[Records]
○ ○ ○
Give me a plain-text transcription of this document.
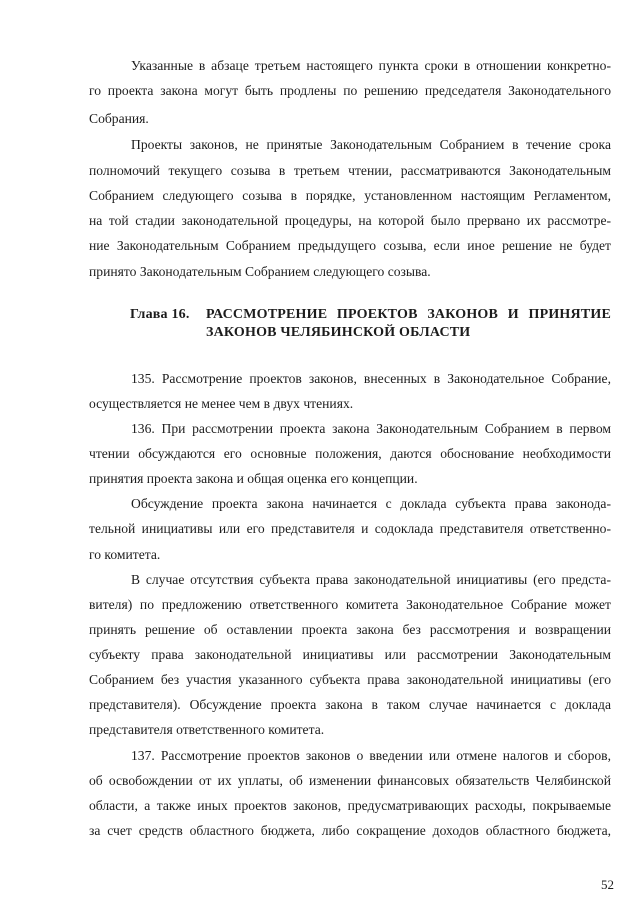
Указанные в абзаце третьем настоящего пункта сроки в отношении конкретно-
го проекта закона могут быть продлены по решению председателя Законодательного
Собрания.
Проекты законов, не принятые Законодательным Собранием в течение срока
полномочий текущего созыва в третьем чтении, рассматриваются Законодательным
Собранием следующего созыва в порядке, установленном настоящим Регламентом,
на той стадии законодательной процедуры, на которой было прервано их рассмотре-
ние Законодательным Собранием предыдущего созыва, если иное решение не будет
принято Законодательным Собранием следующего созыва.
Глава 16. РАССМОТРЕНИЕ ПРОЕКТОВ ЗАКОНОВ И ПРИНЯТИЕ
ЗАКОНОВ ЧЕЛЯБИНСКОЙ ОБЛАСТИ
135. Рассмотрение проектов законов, внесенных в Законодательное Собрание,
осуществляется не менее чем в двух чтениях.
136. При рассмотрении проекта закона Законодательным Собранием в первом
чтении обсуждаются его основные положения, даются обоснование необходимости
принятия проекта закона и общая оценка его концепции.
Обсуждение проекта закона начинается с доклада субъекта права законода-
тельной инициативы или его представителя и содоклада представителя ответственно-
го комитета.
В случае отсутствия субъекта права законодательной инициативы (его предста-
вителя) по предложению ответственного комитета Законодательное Собрание может
принять решение об оставлении проекта закона без рассмотрения и возвращении
субъекту права законодательной инициативы или рассмотрении Законодательным
Собранием без участия указанного субъекта права законодательной инициативы (его
представителя). Обсуждение проекта закона в таком случае начинается с доклада
представителя ответственного комитета.
137. Рассмотрение проектов законов о введении или отмене налогов и сборов,
об освобождении от их уплаты, об изменении финансовых обязательств Челябинской
области, а также иных проектов законов, предусматривающих расходы, покрываемые
за счет средств областного бюджета, либо сокращение доходов областного бюджета,
52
○ ○ ○
Select and copy every line from the records that includes the word "чтении".

**Exercise solution**
полномочий текущего созыва в третьем чтении, рассматриваются Законодательным
чтении обсуждаются его основные положения, даются обоснование необходимости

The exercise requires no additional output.